(Goal of the exercise) Return every line of the records below verbatim, with no pictures in the copy.

(Saved entries)

________

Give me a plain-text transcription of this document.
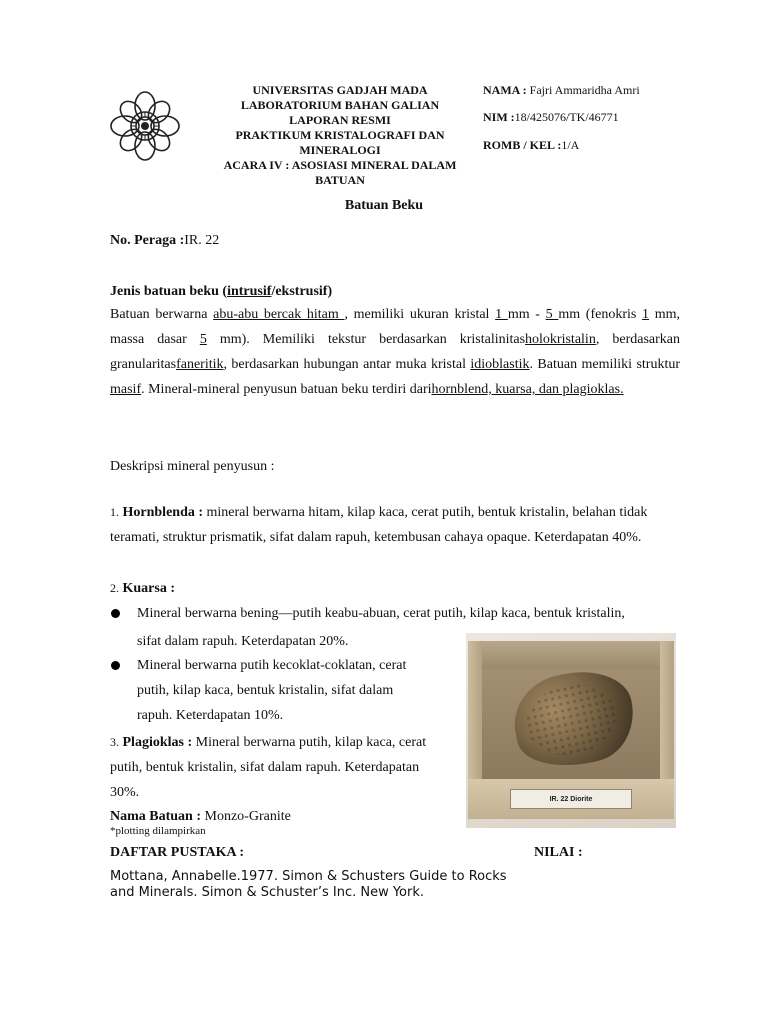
UNIVERSITAS GADJAH MADA
LABORATORIUM BAHAN GALIAN
LAPORAN RESMI
PRAKTIKUM KRISTALOGRAFI DAN
MINERALOGI
ACARA IV : ASOSIASI MINERAL DALAM
BATUAN
NAMA : Fajri Ammaridha Amri
NIM :18/425076/TK/46771
ROMB / KEL :1/A
Batuan Beku
No. Peraga :IR. 22
Jenis batuan beku (intrusif/ekstrusif)
Batuan berwarna abu-abu bercak hitam , memiliki ukuran kristal 1 mm - 5 mm (fenokris 1 mm, massa dasar 5 mm). Memiliki tekstur berdasarkan kristalinitasholokristalin, berdasarkan granularitasfaneritik, berdasarkan hubungan antar muka kristal idioblastik. Batuan memiliki struktur masif. Mineral-mineral penyusun batuan beku terdiri darihornblend, kuarsa, dan plagioklas.
Deskripsi mineral penyusun :
1. Hornblenda : mineral berwarna hitam, kilap kaca, cerat putih, bentuk kristalin, belahan tidak teramati, struktur prismatik, sifat dalam rapuh, ketembusan cahaya opaque. Keterdapatan 40%.
2. Kuarsa :
Mineral berwarna bening—putih keabu-abuan, cerat putih, kilap kaca, bentuk kristalin,
sifat dalam rapuh. Keterdapatan 20%.
Mineral berwarna putih kecoklat-coklatan, cerat
putih, kilap kaca, bentuk kristalin, sifat dalam
rapuh. Keterdapatan 10%.
3. Plagioklas : Mineral berwarna putih, kilap kaca, cerat
putih, bentuk kristalin, sifat dalam rapuh. Keterdapatan
30%.
Nama Batuan : Monzo-Granite
*plotting dilampirkan
DAFTAR PUSTAKA :	NILAI :
Mottana, Annabelle.1977. Simon & Schusters Guide to Rocks
and Minerals. Simon & Schuster’s Inc. New York.
IR. 22 Diorite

________

(Worked solution)
Give me a plain-text transcription of this document.
UNIVERSITAS GADJAH MADA
LABORATORIUM BAHAN GALIAN
LAPORAN RESMI
PRAKTIKUM KRISTALOGRAFI DAN
MINERALOGI
ACARA IV : ASOSIASI MINERAL DALAM
BATUAN
NAMA : Fajri Ammaridha Amri
NIM :18/425076/TK/46771
ROMB / KEL :1/A
Batuan Beku
No. Peraga :IR. 22
Jenis batuan beku (intrusif/ekstrusif)
Batuan berwarna abu-abu bercak hitam , memiliki ukuran kristal 1 mm - 5 mm (fenokris 1 mm, massa dasar 5 mm). Memiliki tekstur berdasarkan kristalinitasholokristalin, berdasarkan granularitasfaneritik, berdasarkan hubungan antar muka kristal idioblastik. Batuan memiliki struktur masif. Mineral-mineral penyusun batuan beku terdiri darihornblend, kuarsa, dan plagioklas.
Deskripsi mineral penyusun :
1. Hornblenda : mineral berwarna hitam, kilap kaca, cerat putih, bentuk kristalin, belahan tidak teramati, struktur prismatik, sifat dalam rapuh, ketembusan cahaya opaque. Keterdapatan 40%.
2. Kuarsa :
Mineral berwarna bening—putih keabu-abuan, cerat putih, kilap kaca, bentuk kristalin,
sifat dalam rapuh. Keterdapatan 20%.
Mineral berwarna putih kecoklat-coklatan, cerat
putih, kilap kaca, bentuk kristalin, sifat dalam
rapuh. Keterdapatan 10%.
3. Plagioklas : Mineral berwarna putih, kilap kaca, cerat
putih, bentuk kristalin, sifat dalam rapuh. Keterdapatan
30%.
Nama Batuan : Monzo-Granite
*plotting dilampirkan
DAFTAR PUSTAKA :	NILAI :
Mottana, Annabelle.1977. Simon & Schusters Guide to Rocks
and Minerals. Simon & Schuster’s Inc. New York.
IR. 22 Diorite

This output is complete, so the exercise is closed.